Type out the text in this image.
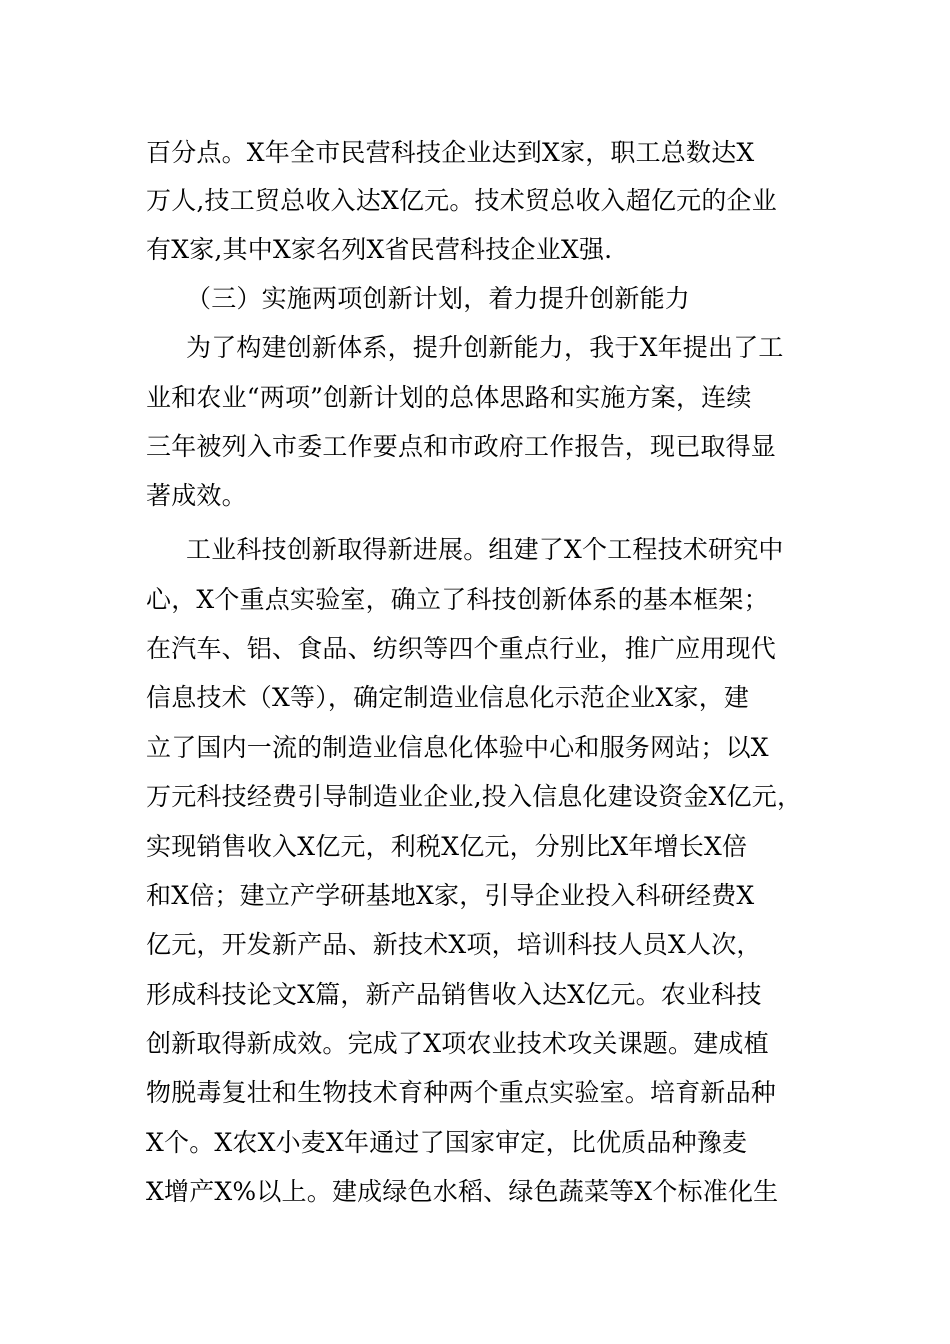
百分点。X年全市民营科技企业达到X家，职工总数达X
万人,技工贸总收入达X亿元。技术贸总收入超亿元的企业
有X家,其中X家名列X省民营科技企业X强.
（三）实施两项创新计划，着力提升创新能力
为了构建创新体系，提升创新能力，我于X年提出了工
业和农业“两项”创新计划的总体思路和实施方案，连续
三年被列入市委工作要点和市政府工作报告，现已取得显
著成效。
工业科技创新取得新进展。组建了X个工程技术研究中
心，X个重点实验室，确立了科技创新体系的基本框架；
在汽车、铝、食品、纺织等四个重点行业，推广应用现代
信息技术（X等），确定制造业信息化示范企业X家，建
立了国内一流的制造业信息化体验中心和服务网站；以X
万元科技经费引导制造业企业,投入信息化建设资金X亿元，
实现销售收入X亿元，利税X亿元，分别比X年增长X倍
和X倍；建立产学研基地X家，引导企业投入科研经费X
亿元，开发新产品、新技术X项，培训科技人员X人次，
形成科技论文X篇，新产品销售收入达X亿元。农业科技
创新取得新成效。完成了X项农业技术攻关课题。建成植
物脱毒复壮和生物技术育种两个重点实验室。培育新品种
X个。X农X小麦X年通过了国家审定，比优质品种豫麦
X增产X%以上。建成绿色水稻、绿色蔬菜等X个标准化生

--

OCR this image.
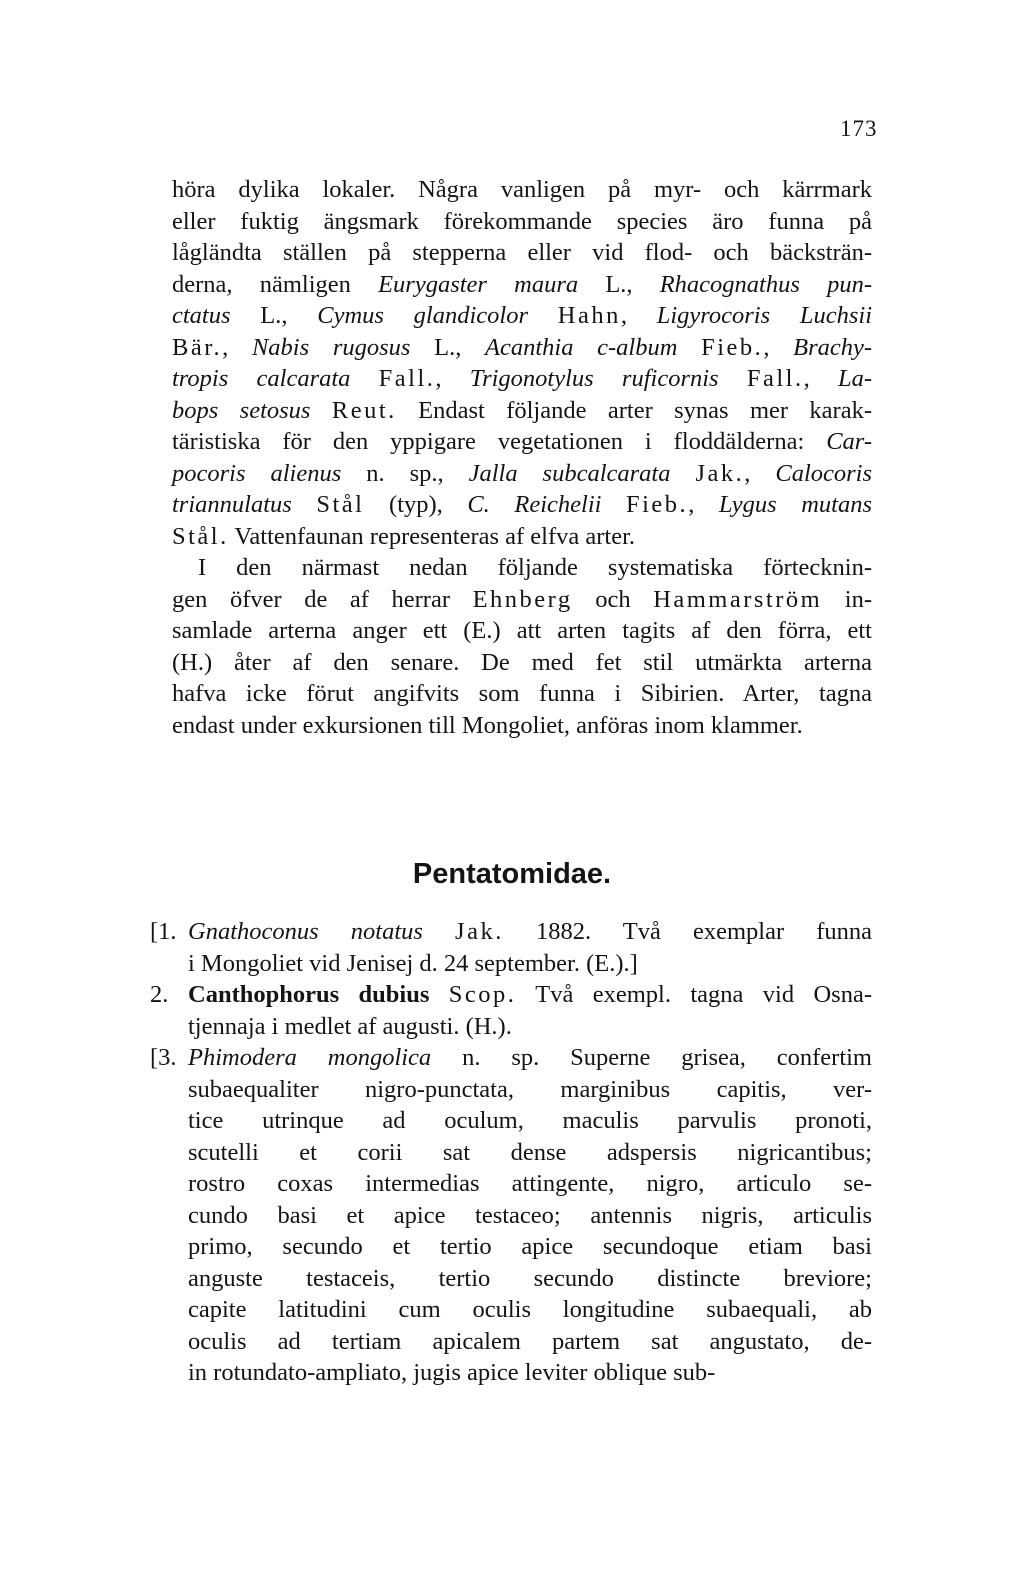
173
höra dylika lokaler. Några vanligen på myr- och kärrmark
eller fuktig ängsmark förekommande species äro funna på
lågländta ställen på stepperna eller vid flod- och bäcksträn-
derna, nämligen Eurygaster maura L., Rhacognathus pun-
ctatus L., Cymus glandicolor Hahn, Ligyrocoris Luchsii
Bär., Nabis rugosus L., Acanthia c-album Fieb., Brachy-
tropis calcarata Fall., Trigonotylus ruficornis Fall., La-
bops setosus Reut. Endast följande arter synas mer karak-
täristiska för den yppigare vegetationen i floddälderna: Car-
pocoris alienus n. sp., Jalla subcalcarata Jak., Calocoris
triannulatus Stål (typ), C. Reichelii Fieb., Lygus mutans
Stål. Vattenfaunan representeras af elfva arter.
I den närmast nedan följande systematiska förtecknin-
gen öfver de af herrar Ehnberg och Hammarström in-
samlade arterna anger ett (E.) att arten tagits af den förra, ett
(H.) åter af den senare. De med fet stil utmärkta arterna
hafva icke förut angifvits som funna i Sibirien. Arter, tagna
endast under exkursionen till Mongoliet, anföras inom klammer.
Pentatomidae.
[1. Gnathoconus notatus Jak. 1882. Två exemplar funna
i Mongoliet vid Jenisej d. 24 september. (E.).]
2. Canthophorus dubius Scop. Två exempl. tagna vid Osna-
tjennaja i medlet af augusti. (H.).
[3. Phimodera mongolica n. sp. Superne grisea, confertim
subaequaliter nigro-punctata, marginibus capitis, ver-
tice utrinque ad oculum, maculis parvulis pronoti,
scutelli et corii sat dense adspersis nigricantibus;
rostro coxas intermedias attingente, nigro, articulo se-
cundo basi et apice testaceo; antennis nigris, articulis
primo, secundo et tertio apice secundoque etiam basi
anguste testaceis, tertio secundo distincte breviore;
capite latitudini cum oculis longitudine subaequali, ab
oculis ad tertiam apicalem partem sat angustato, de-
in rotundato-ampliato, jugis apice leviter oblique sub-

## WHAT THE TASK REQUIRES
Select every line in the material above where the string "basi" occurs, and copy it.

## TASK SOLUTION
cundo basi et apice testaceo; antennis nigris, articulis
primo, secundo et tertio apice secundoque etiam basi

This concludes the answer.